* [TASK DETAILS]
Set down every entry again word for word, please, but skip the pictures.

>> BEGIN TASK MATERIAL

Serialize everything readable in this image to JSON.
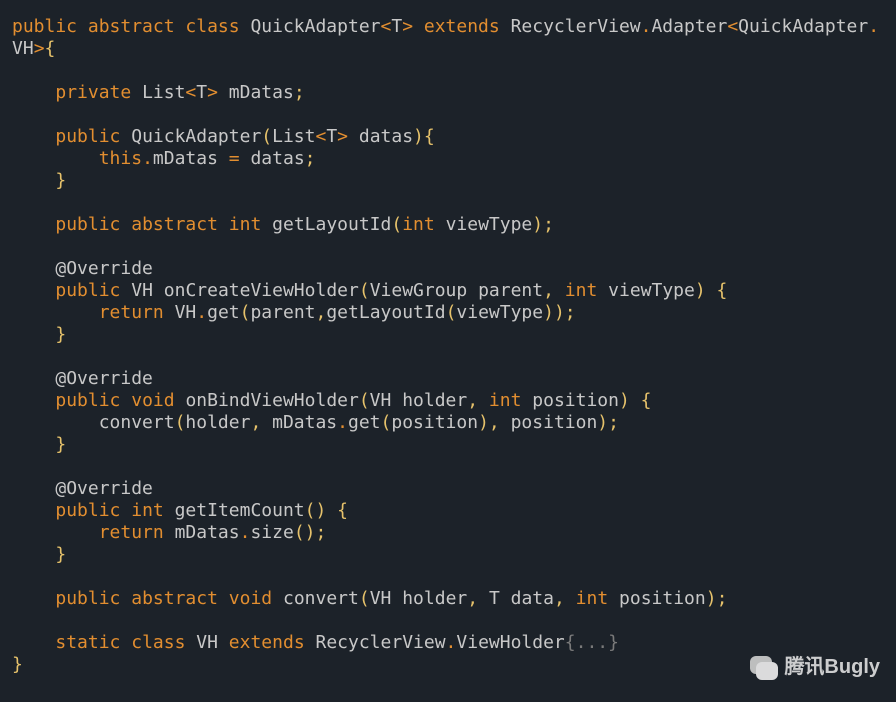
{
  "code": {
    "line1": {
      "t1": "public",
      "t2": "abstract",
      "t3": "class",
      "t4": "QuickAdapter",
      "t5": "<",
      "t6": "T",
      "t7": ">",
      "t8": "extends",
      "t9": "RecyclerView",
      "t10": ".",
      "t11": "Adapter",
      "t12": "<",
      "t13": "QuickAdapter",
      "t14": "."
    },
    "line2": {
      "t1": "VH",
      "t2": ">",
      "t3": "{"
    },
    "line3": {
      "t1": "private",
      "t2": "List",
      "t3": "<",
      "t4": "T",
      "t5": ">",
      "t6": "mDatas",
      "t7": ";"
    },
    "line4": {
      "t1": "public",
      "t2": "QuickAdapter",
      "t3": "(",
      "t4": "List",
      "t5": "<",
      "t6": "T",
      "t7": ">",
      "t8": "datas",
      "t9": ")",
      "t10": "{"
    },
    "line5": {
      "t1": "this",
      "t2": ".",
      "t3": "mDatas",
      "t4": "=",
      "t5": "datas",
      "t6": ";"
    },
    "line6": {
      "t1": "}"
    },
    "line7": {
      "t1": "public",
      "t2": "abstract",
      "t3": "int",
      "t4": "getLayoutId",
      "t5": "(",
      "t6": "int",
      "t7": "viewType",
      "t8": ")",
      "t9": ";"
    },
    "line8": {
      "t1": "@Override"
    },
    "line9": {
      "t1": "public",
      "t2": "VH",
      "t3": "onCreateViewHolder",
      "t4": "(",
      "t5": "ViewGroup",
      "t6": "parent",
      "t7": ",",
      "t8": "int",
      "t9": "viewType",
      "t10": ")",
      "t11": "{"
    },
    "line10": {
      "t1": "return",
      "t2": "VH",
      "t3": ".",
      "t4": "get",
      "t5": "(",
      "t6": "parent",
      "t7": ",",
      "t8": "getLayoutId",
      "t9": "(",
      "t10": "viewType",
      "t11": ")",
      "t12": ")",
      "t13": ";"
    },
    "line11": {
      "t1": "}"
    },
    "line12": {
      "t1": "@Override"
    },
    "line13": {
      "t1": "public",
      "t2": "void",
      "t3": "onBindViewHolder",
      "t4": "(",
      "t5": "VH",
      "t6": "holder",
      "t7": ",",
      "t8": "int",
      "t9": "position",
      "t10": ")",
      "t11": "{"
    },
    "line14": {
      "t1": "convert",
      "t2": "(",
      "t3": "holder",
      "t4": ",",
      "t5": "mDatas",
      "t6": ".",
      "t7": "get",
      "t8": "(",
      "t9": "position",
      "t10": ")",
      "t11": ",",
      "t12": "position",
      "t13": ")",
      "t14": ";"
    },
    "line15": {
      "t1": "}"
    },
    "line16": {
      "t1": "@Override"
    },
    "line17": {
      "t1": "public",
      "t2": "int",
      "t3": "getItemCount",
      "t4": "(",
      "t5": ")",
      "t6": "{"
    },
    "line18": {
      "t1": "return",
      "t2": "mDatas",
      "t3": ".",
      "t4": "size",
      "t5": "(",
      "t6": ")",
      "t7": ";"
    },
    "line19": {
      "t1": "}"
    },
    "line20": {
      "t1": "public",
      "t2": "abstract",
      "t3": "void",
      "t4": "convert",
      "t5": "(",
      "t6": "VH",
      "t7": "holder",
      "t8": ",",
      "t9": "T",
      "t10": "data",
      "t11": ",",
      "t12": "int",
      "t13": "position",
      "t14": ")",
      "t15": ";"
    },
    "line21": {
      "t1": "static",
      "t2": "class",
      "t3": "VH",
      "t4": "extends",
      "t5": "RecyclerView",
      "t6": ".",
      "t7": "ViewHolder",
      "t8": "{...}"
    },
    "line22": {
      "t1": "}"
    }
  },
  "watermark": {
    "text": "腾讯Bugly"
  }
}
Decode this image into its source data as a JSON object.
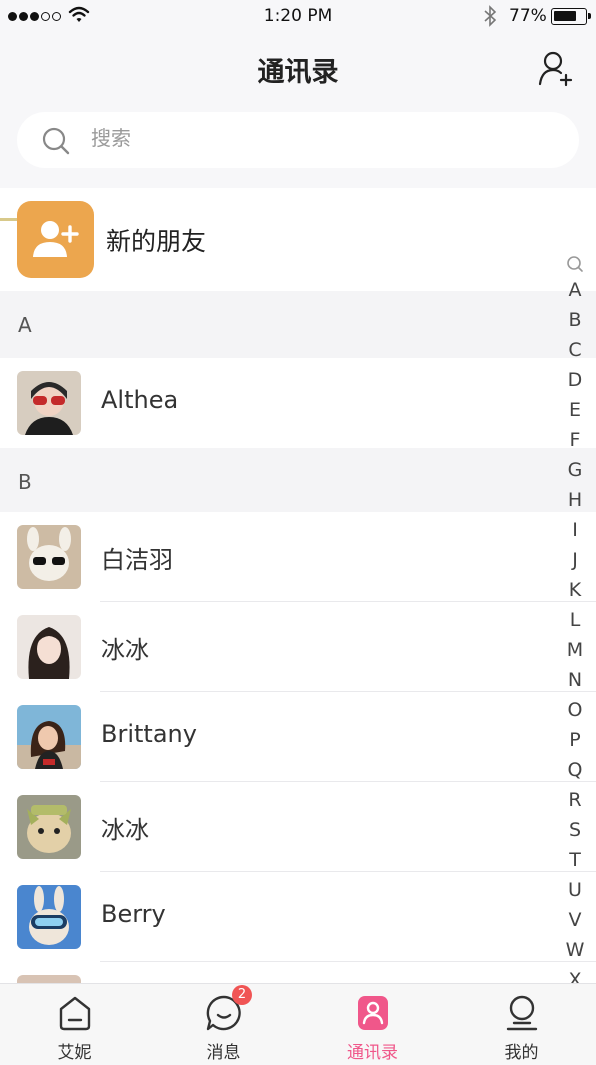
{
  "status_bar": {
    "time": "1:20 PM",
    "battery": "77%",
    "battery_level": 0.77
  },
  "header": {
    "title": "通讯录"
  },
  "search": {
    "placeholder": "搜索"
  },
  "new_friends": {
    "label": "新的朋友"
  },
  "sections": [
    {
      "letter": "A",
      "contacts": [
        {
          "name": "Althea",
          "avatar_icon": "avatar-photo"
        }
      ]
    },
    {
      "letter": "B",
      "contacts": [
        {
          "name": "白洁羽",
          "avatar_icon": "avatar-photo"
        },
        {
          "name": "冰冰",
          "avatar_icon": "avatar-photo"
        },
        {
          "name": "Brittany",
          "avatar_icon": "avatar-photo"
        },
        {
          "name": "冰冰",
          "avatar_icon": "avatar-photo"
        },
        {
          "name": "Berry",
          "avatar_icon": "avatar-photo"
        }
      ]
    }
  ],
  "index_bar": {
    "letters": [
      "A",
      "B",
      "C",
      "D",
      "E",
      "F",
      "G",
      "H",
      "I",
      "J",
      "K",
      "L",
      "M",
      "N",
      "O",
      "P",
      "Q",
      "R",
      "S",
      "T",
      "U",
      "V",
      "W",
      "X"
    ]
  },
  "tab_bar": {
    "tabs": [
      {
        "label": "艾妮",
        "icon": "home-icon"
      },
      {
        "label": "消息",
        "icon": "chat-icon",
        "badge": "2"
      },
      {
        "label": "通讯录",
        "icon": "contacts-icon",
        "active": true
      },
      {
        "label": "我的",
        "icon": "profile-icon"
      }
    ]
  },
  "colors": {
    "accent": "#f0578a",
    "new_friend_icon_bg": "#eca64e",
    "badge": "#f05454",
    "background": "#f7f7f9"
  }
}
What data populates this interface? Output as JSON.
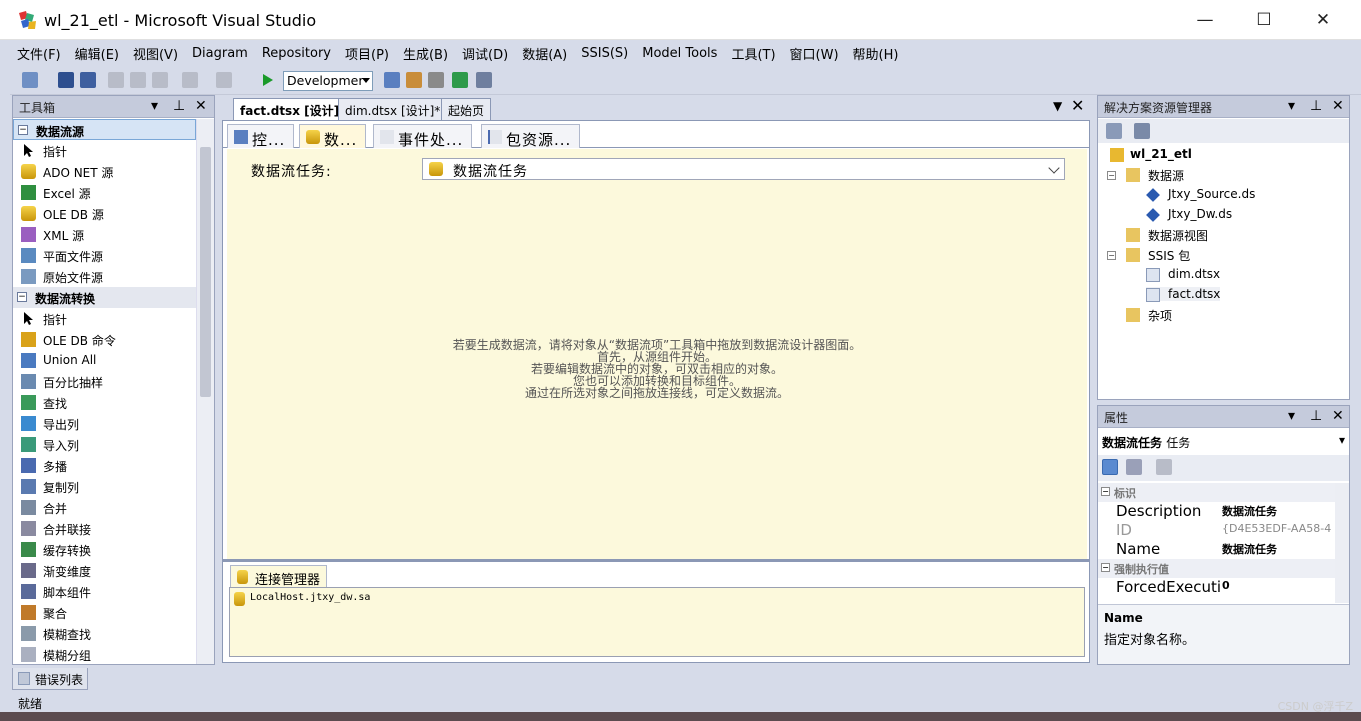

>> END TASK MATERIAL

* [OUTPUT OF THE TASK]
Serialize everything readable in this image to JSON.
{
  "code": {
    "line1": {
      "t1": "public",
      "t2": "abstract",
      "t3": "class",
      "t4": "QuickAdapter",
      "t5": "<",
      "t6": "T",
      "t7": ">",
      "t8": "extends",
      "t9": "RecyclerView",
      "t10": ".",
      "t11": "Adapter",
      "t12": "<",
      "t13": "QuickAdapter",
      "t14": "."
    },
    "line2": {
      "t1": "VH",
      "t2": ">",
      "t3": "{"
    },
    "line3": {
      "t1": "private",
      "t2": "List",
      "t3": "<",
      "t4": "T",
      "t5": ">",
      "t6": "mDatas",
      "t7": ";"
    },
    "line4": {
      "t1": "public",
      "t2": "QuickAdapter",
      "t3": "(",
      "t4": "List",
      "t5": "<",
      "t6": "T",
      "t7": ">",
      "t8": "datas",
      "t9": ")",
      "t10": "{"
    },
    "line5": {
      "t1": "this",
      "t2": ".",
      "t3": "mDatas",
      "t4": "=",
      "t5": "datas",
      "t6": ";"
    },
    "line6": {
      "t1": "}"
    },
    "line7": {
      "t1": "public",
      "t2": "abstract",
      "t3": "int",
      "t4": "getLayoutId",
      "t5": "(",
      "t6": "int",
      "t7": "viewType",
      "t8": ")",
      "t9": ";"
    },
    "line8": {
      "t1": "@Override"
    },
    "line9": {
      "t1": "public",
      "t2": "VH",
      "t3": "onCreateViewHolder",
      "t4": "(",
      "t5": "ViewGroup",
      "t6": "parent",
      "t7": ",",
      "t8": "int",
      "t9": "viewType",
      "t10": ")",
      "t11": "{"
    },
    "line10": {
      "t1": "return",
      "t2": "VH",
      "t3": ".",
      "t4": "get",
      "t5": "(",
      "t6": "parent",
      "t7": ",",
      "t8": "getLayoutId",
      "t9": "(",
      "t10": "viewType",
      "t11": ")",
      "t12": ")",
      "t13": ";"
    },
    "line11": {
      "t1": "}"
    },
    "line12": {
      "t1": "@Override"
    },
    "line13": {
      "t1": "public",
      "t2": "void",
      "t3": "onBindViewHolder",
      "t4": "(",
      "t5": "VH",
      "t6": "holder",
      "t7": ",",
      "t8": "int",
      "t9": "position",
      "t10": ")",
      "t11": "{"
    },
    "line14": {
      "t1": "convert",
      "t2": "(",
      "t3": "holder",
      "t4": ",",
      "t5": "mDatas",
      "t6": ".",
      "t7": "get",
      "t8": "(",
      "t9": "position",
      "t10": ")",
      "t11": ",",
      "t12": "position",
      "t13": ")",
      "t14": ";"
    },
    "line15": {
      "t1": "}"
    },
    "line16": {
      "t1": "@Override"
    },
    "line17": {
      "t1": "public",
      "t2": "int",
      "t3": "getItemCount",
      "t4": "(",
      "t5": ")",
      "t6": "{"
    },
    "line18": {
      "t1": "return",
      "t2": "mDatas",
      "t3": ".",
      "t4": "size",
      "t5": "(",
      "t6": ")",
      "t7": ";"
    },
    "line19": {
      "t1": "}"
    },
    "line20": {
      "t1": "public",
      "t2": "abstract",
      "t3": "void",
      "t4": "convert",
      "t5": "(",
      "t6": "VH",
      "t7": "holder",
      "t8": ",",
      "t9": "T",
      "t10": "data",
      "t11": ",",
      "t12": "int",
      "t13": "position",
      "t14": ")",
      "t15": ";"
    },
    "line21": {
      "t1": "static",
      "t2": "class",
      "t3": "VH",
      "t4": "extends",
      "t5": "RecyclerView",
      "t6": ".",
      "t7": "ViewHolder",
      "t8": "{...}"
    },
    "line22": {
      "t1": "}"
    }
  },
  "watermark": {
    "text": "腾讯Bugly"
  }
}
Decode this image into its source data as a JSON object.
{
  "status_bar": {
    "time": "1:20 PM",
    "battery": "77%",
    "battery_level": 0.77
  },
  "header": {
    "title": "通讯录"
  },
  "search": {
    "placeholder": "搜索"
  },
  "new_friends": {
    "label": "新的朋友"
  },
  "sections": [
    {
      "letter": "A",
      "contacts": [
        {
          "name": "Althea",
          "avatar_icon": "avatar-photo"
        }
      ]
    },
    {
      "letter": "B",
      "contacts": [
        {
          "name": "白洁羽",
          "avatar_icon": "avatar-photo"
        },
        {
          "name": "冰冰",
          "avatar_icon": "avatar-photo"
        },
        {
          "name": "Brittany",
          "avatar_icon": "avatar-photo"
        },
        {
          "name": "冰冰",
          "avatar_icon": "avatar-photo"
        },
        {
          "name": "Berry",
          "avatar_icon": "avatar-photo"
        }
      ]
    }
  ],
  "index_bar": {
    "letters": [
      "A",
      "B",
      "C",
      "D",
      "E",
      "F",
      "G",
      "H",
      "I",
      "J",
      "K",
      "L",
      "M",
      "N",
      "O",
      "P",
      "Q",
      "R",
      "S",
      "T",
      "U",
      "V",
      "W",
      "X"
    ]
  },
  "tab_bar": {
    "tabs": [
      {
        "label": "艾妮",
        "icon": "home-icon"
      },
      {
        "label": "消息",
        "icon": "chat-icon",
        "badge": "2"
      },
      {
        "label": "通讯录",
        "icon": "contacts-icon",
        "active": true
      },
      {
        "label": "我的",
        "icon": "profile-icon"
      }
    ]
  },
  "colors": {
    "accent": "#f0578a",
    "new_friend_icon_bg": "#eca64e",
    "badge": "#f05454",
    "background": "#f7f7f9"
  }
}
What data populates this interface? Output as JSON.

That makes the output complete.